Task requirements:
Locate the string "supportive" in the records below. Copy every line where it occurs.

= = =

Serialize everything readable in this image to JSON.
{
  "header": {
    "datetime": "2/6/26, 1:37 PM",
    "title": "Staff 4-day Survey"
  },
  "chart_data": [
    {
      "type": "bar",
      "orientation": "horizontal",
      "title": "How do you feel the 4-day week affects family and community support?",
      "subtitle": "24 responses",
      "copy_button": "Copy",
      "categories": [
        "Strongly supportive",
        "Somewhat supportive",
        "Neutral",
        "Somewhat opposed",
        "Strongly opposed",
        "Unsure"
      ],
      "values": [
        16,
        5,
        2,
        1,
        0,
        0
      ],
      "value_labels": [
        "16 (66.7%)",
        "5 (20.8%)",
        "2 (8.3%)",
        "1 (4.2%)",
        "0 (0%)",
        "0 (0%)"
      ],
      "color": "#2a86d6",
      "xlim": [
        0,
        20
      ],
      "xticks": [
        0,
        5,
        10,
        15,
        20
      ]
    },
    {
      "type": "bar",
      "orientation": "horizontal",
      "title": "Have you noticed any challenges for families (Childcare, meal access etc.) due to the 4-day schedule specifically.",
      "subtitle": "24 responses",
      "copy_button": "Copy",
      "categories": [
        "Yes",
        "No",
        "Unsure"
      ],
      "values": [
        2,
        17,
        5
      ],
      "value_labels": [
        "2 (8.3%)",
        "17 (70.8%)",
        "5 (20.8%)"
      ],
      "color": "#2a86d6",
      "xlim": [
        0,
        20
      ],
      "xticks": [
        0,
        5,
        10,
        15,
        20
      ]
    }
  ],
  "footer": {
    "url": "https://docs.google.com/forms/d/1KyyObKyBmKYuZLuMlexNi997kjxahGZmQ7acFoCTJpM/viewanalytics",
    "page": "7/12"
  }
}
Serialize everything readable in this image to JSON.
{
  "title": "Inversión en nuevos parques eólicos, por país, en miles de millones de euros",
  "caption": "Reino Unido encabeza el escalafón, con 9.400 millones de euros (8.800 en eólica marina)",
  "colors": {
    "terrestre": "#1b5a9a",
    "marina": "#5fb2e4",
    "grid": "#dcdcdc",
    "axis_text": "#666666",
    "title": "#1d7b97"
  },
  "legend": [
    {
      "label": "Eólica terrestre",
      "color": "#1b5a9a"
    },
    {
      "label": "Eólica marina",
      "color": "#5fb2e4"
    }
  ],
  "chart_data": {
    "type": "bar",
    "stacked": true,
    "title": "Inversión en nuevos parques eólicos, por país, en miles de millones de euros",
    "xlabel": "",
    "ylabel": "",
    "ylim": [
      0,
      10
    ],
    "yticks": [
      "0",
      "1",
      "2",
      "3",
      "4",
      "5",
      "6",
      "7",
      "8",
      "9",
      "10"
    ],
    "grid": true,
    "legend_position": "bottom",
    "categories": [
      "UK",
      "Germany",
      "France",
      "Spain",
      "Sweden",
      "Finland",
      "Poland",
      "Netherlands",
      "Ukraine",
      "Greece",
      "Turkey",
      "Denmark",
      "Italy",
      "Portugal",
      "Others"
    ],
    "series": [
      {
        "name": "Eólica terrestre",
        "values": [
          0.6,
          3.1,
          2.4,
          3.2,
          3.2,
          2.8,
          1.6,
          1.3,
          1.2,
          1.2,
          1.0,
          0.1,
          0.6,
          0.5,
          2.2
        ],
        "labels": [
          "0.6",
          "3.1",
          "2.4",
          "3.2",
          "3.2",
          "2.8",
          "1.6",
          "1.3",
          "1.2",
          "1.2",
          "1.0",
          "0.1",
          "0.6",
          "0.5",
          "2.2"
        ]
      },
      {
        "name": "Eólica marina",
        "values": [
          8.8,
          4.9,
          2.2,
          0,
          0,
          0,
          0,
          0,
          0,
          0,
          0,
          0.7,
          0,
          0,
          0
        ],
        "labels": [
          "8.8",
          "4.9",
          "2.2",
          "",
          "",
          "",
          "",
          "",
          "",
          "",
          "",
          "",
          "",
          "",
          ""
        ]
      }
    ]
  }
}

= = =

Task solution:
        "Strongly supportive",
        "Somewhat supportive",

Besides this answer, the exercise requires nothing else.